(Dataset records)
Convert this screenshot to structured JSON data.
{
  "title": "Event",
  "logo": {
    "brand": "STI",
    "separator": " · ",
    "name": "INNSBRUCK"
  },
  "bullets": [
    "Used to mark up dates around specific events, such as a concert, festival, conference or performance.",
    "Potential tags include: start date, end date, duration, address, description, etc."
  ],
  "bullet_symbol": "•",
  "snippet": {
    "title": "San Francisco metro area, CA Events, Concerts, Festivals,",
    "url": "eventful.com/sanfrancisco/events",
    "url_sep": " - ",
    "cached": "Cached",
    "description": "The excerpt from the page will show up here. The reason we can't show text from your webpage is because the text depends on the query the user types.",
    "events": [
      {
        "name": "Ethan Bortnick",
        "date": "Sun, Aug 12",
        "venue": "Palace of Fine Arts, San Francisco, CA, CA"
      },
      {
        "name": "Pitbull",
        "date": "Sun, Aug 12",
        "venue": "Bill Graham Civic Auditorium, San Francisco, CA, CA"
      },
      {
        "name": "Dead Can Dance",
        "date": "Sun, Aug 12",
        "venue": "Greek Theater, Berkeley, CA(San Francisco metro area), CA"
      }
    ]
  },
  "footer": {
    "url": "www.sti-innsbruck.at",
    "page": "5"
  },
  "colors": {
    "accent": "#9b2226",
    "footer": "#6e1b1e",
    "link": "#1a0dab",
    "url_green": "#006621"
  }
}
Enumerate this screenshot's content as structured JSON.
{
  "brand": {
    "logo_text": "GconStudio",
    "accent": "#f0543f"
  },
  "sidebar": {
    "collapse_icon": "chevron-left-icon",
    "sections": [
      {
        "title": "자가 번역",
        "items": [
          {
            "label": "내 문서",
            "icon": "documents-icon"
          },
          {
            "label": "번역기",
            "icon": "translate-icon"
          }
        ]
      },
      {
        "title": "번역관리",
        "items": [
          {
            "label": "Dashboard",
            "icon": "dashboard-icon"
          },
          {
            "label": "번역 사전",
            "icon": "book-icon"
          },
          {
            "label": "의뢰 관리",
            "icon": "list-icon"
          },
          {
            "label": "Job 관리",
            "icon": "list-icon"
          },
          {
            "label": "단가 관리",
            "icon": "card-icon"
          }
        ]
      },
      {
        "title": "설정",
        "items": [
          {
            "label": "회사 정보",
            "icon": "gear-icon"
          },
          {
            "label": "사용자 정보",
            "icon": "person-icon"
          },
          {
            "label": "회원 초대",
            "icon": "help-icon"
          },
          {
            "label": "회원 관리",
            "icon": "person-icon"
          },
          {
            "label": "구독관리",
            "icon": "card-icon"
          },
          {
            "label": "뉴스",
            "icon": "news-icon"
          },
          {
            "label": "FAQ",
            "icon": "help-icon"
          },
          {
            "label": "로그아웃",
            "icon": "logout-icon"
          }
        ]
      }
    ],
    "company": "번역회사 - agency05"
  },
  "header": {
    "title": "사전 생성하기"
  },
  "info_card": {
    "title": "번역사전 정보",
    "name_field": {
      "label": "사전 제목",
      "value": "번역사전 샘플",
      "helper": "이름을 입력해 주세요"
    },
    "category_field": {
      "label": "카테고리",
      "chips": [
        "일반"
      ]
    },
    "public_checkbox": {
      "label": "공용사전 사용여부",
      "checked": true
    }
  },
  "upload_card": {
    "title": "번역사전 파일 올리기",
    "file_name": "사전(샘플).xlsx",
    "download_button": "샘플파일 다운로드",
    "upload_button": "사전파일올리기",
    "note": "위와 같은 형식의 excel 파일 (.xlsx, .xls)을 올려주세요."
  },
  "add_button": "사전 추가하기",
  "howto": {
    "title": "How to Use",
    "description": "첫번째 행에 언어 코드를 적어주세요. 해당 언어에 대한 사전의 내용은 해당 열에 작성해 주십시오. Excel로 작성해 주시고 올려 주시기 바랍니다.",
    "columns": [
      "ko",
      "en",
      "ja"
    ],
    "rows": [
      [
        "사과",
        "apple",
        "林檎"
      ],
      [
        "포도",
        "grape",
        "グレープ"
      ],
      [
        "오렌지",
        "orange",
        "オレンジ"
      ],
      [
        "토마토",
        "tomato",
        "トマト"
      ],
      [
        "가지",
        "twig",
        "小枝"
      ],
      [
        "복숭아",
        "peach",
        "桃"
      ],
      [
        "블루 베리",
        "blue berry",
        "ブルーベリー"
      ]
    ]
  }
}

*What to produce*:
Reproduce every line of the listing above in which the string "metro" appears.

*Task output*:
    "title": "San Francisco metro area, CA Events, Concerts, Festivals,",
        "venue": "Greek Theater, Berkeley, CA(San Francisco metro area), CA"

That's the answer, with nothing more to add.